## Written problem
Extract every line that contains the word "content".

## Data provided

-- start --

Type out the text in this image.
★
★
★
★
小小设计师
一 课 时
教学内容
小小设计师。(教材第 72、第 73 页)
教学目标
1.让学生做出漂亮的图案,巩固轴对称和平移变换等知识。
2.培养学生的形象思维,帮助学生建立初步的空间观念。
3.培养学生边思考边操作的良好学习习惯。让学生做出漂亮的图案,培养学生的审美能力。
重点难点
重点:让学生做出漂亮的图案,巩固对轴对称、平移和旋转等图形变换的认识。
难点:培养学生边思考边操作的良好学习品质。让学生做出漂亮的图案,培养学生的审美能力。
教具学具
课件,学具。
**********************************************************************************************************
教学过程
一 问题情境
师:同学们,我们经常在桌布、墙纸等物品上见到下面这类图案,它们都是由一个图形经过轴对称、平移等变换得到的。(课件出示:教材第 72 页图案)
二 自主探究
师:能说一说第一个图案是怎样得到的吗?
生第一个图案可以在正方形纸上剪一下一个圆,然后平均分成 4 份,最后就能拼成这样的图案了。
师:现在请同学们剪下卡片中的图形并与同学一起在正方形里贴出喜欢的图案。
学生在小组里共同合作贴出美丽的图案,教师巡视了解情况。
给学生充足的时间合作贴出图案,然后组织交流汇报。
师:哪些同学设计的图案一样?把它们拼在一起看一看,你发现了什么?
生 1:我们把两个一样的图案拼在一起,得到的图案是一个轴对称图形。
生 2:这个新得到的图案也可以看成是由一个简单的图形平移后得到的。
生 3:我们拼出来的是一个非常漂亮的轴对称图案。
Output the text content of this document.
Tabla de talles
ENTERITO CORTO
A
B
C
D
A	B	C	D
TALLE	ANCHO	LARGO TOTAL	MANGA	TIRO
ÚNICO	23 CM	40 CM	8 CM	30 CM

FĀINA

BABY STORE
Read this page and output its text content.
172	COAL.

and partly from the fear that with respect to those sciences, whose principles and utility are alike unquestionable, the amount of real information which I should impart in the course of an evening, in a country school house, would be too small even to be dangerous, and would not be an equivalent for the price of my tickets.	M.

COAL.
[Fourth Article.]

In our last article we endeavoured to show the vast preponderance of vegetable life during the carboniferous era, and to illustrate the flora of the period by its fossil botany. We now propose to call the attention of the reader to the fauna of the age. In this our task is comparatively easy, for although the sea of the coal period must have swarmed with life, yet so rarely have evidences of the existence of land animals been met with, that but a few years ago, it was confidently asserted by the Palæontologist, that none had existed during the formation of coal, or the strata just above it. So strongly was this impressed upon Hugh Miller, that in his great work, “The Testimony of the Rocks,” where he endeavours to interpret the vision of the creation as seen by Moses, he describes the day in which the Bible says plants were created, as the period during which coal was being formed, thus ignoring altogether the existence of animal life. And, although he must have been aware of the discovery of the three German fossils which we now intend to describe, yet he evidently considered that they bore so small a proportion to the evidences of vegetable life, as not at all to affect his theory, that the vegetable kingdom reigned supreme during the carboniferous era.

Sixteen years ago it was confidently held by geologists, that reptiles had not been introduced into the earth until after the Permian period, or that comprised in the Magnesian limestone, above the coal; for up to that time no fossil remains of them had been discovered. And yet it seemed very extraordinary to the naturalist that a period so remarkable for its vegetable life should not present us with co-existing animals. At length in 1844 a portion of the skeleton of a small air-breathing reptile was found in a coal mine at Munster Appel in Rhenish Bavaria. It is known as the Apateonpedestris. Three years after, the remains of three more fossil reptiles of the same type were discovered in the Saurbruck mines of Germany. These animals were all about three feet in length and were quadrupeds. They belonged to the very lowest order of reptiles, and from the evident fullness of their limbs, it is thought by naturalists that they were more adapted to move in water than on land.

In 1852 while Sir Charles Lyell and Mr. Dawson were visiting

-- end --

## Problem solution
Output the text content of this document.
Read this page and output its text content.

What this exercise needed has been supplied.